PROBLEM DETAILS
Give every line of the material again, exactly as written.

RECORDS FOR PROCESSING
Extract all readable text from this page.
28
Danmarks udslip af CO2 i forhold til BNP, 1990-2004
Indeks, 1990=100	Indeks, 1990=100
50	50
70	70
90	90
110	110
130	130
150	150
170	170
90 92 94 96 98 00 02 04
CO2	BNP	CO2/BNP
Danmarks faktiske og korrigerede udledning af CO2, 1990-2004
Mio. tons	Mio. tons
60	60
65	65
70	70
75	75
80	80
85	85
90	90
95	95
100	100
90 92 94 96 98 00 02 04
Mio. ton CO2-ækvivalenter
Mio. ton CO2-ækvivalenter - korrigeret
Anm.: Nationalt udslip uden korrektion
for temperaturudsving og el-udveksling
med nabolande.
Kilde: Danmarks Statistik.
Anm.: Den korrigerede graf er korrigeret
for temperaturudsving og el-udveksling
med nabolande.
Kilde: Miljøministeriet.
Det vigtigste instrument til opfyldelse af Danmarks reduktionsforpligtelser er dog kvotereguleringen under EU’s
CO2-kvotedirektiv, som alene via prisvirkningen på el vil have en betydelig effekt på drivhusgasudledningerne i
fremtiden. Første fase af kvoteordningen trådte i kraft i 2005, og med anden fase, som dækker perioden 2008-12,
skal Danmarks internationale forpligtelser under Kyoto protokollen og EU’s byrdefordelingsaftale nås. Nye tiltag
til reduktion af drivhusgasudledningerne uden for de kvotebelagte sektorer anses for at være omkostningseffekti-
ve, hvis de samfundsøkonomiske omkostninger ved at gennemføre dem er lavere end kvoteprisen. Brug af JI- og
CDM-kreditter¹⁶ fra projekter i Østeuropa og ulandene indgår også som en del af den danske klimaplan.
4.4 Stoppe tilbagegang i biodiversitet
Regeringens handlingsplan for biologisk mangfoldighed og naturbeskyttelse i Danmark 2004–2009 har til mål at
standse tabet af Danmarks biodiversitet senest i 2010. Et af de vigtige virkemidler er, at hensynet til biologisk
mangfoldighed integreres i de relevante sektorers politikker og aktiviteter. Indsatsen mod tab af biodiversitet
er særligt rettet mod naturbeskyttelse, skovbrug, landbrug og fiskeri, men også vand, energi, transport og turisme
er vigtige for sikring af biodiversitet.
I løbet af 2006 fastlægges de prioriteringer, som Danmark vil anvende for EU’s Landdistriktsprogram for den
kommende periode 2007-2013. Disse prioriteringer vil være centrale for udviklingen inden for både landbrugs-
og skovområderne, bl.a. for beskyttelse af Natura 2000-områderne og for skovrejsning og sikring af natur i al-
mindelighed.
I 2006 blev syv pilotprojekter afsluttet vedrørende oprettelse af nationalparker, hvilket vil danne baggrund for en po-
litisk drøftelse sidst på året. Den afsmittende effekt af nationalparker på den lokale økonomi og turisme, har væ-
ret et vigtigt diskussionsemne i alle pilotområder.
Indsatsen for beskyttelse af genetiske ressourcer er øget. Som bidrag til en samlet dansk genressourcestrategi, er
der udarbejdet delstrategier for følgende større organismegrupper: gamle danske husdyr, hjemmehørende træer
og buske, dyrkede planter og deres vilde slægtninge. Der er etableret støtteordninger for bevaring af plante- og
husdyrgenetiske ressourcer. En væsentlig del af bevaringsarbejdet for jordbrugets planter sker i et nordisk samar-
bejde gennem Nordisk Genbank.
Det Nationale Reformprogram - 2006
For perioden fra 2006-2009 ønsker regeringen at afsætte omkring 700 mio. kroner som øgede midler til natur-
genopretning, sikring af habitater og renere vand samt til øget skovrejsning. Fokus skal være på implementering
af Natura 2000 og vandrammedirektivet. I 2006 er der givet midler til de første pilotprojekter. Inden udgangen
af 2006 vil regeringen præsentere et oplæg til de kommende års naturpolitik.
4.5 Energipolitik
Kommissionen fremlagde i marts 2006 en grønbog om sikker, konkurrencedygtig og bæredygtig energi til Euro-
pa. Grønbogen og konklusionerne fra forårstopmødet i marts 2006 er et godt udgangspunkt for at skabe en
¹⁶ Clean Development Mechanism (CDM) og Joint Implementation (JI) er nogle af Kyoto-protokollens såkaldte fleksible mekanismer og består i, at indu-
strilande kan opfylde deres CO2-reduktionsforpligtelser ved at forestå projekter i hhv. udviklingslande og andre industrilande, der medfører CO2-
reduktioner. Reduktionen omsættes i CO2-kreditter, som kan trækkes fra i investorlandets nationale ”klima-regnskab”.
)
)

TASK OUTPUT
Extract all readable text from this page.
28
Danmarks udslip af CO2 i forhold til BNP, 1990-2004
Indeks, 1990=100	Indeks, 1990=100
50	50
70	70
90	90
110	110
130	130
150	150
170	170
90 92 94 96 98 00 02 04
CO2	BNP	CO2/BNP
Danmarks faktiske og korrigerede udledning af CO2, 1990-2004
Mio. tons	Mio. tons
60	60
65	65
70	70
75	75
80	80
85	85
90	90
95	95
100	100
90 92 94 96 98 00 02 04
Mio. ton CO2-ækvivalenter
Mio. ton CO2-ækvivalenter - korrigeret
Anm.: Nationalt udslip uden korrektion
for temperaturudsving og el-udveksling
med nabolande.
Kilde: Danmarks Statistik.
Anm.: Den korrigerede graf er korrigeret
for temperaturudsving og el-udveksling
med nabolande.
Kilde: Miljøministeriet.
Det vigtigste instrument til opfyldelse af Danmarks reduktionsforpligtelser er dog kvotereguleringen under EU’s
CO2-kvotedirektiv, som alene via prisvirkningen på el vil have en betydelig effekt på drivhusgasudledningerne i
fremtiden. Første fase af kvoteordningen trådte i kraft i 2005, og med anden fase, som dækker perioden 2008-12,
skal Danmarks internationale forpligtelser under Kyoto protokollen og EU’s byrdefordelingsaftale nås. Nye tiltag
til reduktion af drivhusgasudledningerne uden for de kvotebelagte sektorer anses for at være omkostningseffekti-
ve, hvis de samfundsøkonomiske omkostninger ved at gennemføre dem er lavere end kvoteprisen. Brug af JI- og
CDM-kreditter¹⁶ fra projekter i Østeuropa og ulandene indgår også som en del af den danske klimaplan.
4.4 Stoppe tilbagegang i biodiversitet
Regeringens handlingsplan for biologisk mangfoldighed og naturbeskyttelse i Danmark 2004–2009 har til mål at
standse tabet af Danmarks biodiversitet senest i 2010. Et af de vigtige virkemidler er, at hensynet til biologisk
mangfoldighed integreres i de relevante sektorers politikker og aktiviteter. Indsatsen mod tab af biodiversitet
er særligt rettet mod naturbeskyttelse, skovbrug, landbrug og fiskeri, men også vand, energi, transport og turisme
er vigtige for sikring af biodiversitet.
I løbet af 2006 fastlægges de prioriteringer, som Danmark vil anvende for EU’s Landdistriktsprogram for den
kommende periode 2007-2013. Disse prioriteringer vil være centrale for udviklingen inden for både landbrugs-
og skovområderne, bl.a. for beskyttelse af Natura 2000-områderne og for skovrejsning og sikring af natur i al-
mindelighed.
I 2006 blev syv pilotprojekter afsluttet vedrørende oprettelse af nationalparker, hvilket vil danne baggrund for en po-
litisk drøftelse sidst på året. Den afsmittende effekt af nationalparker på den lokale økonomi og turisme, har væ-
ret et vigtigt diskussionsemne i alle pilotområder.
Indsatsen for beskyttelse af genetiske ressourcer er øget. Som bidrag til en samlet dansk genressourcestrategi, er
der udarbejdet delstrategier for følgende større organismegrupper: gamle danske husdyr, hjemmehørende træer
og buske, dyrkede planter og deres vilde slægtninge. Der er etableret støtteordninger for bevaring af plante- og
husdyrgenetiske ressourcer. En væsentlig del af bevaringsarbejdet for jordbrugets planter sker i et nordisk samar-
bejde gennem Nordisk Genbank.
Det Nationale Reformprogram - 2006
For perioden fra 2006-2009 ønsker regeringen at afsætte omkring 700 mio. kroner som øgede midler til natur-
genopretning, sikring af habitater og renere vand samt til øget skovrejsning. Fokus skal være på implementering
af Natura 2000 og vandrammedirektivet. I 2006 er der givet midler til de første pilotprojekter. Inden udgangen
af 2006 vil regeringen præsentere et oplæg til de kommende års naturpolitik.
4.5 Energipolitik
Kommissionen fremlagde i marts 2006 en grønbog om sikker, konkurrencedygtig og bæredygtig energi til Euro-
pa. Grønbogen og konklusionerne fra forårstopmødet i marts 2006 er et godt udgangspunkt for at skabe en
¹⁶ Clean Development Mechanism (CDM) og Joint Implementation (JI) er nogle af Kyoto-protokollens såkaldte fleksible mekanismer og består i, at indu-
strilande kan opfylde deres CO2-reduktionsforpligtelser ved at forestå projekter i hhv. udviklingslande og andre industrilande, der medfører CO2-
reduktioner. Reduktionen omsættes i CO2-kreditter, som kan trækkes fra i investorlandets nationale ”klima-regnskab”.
)
)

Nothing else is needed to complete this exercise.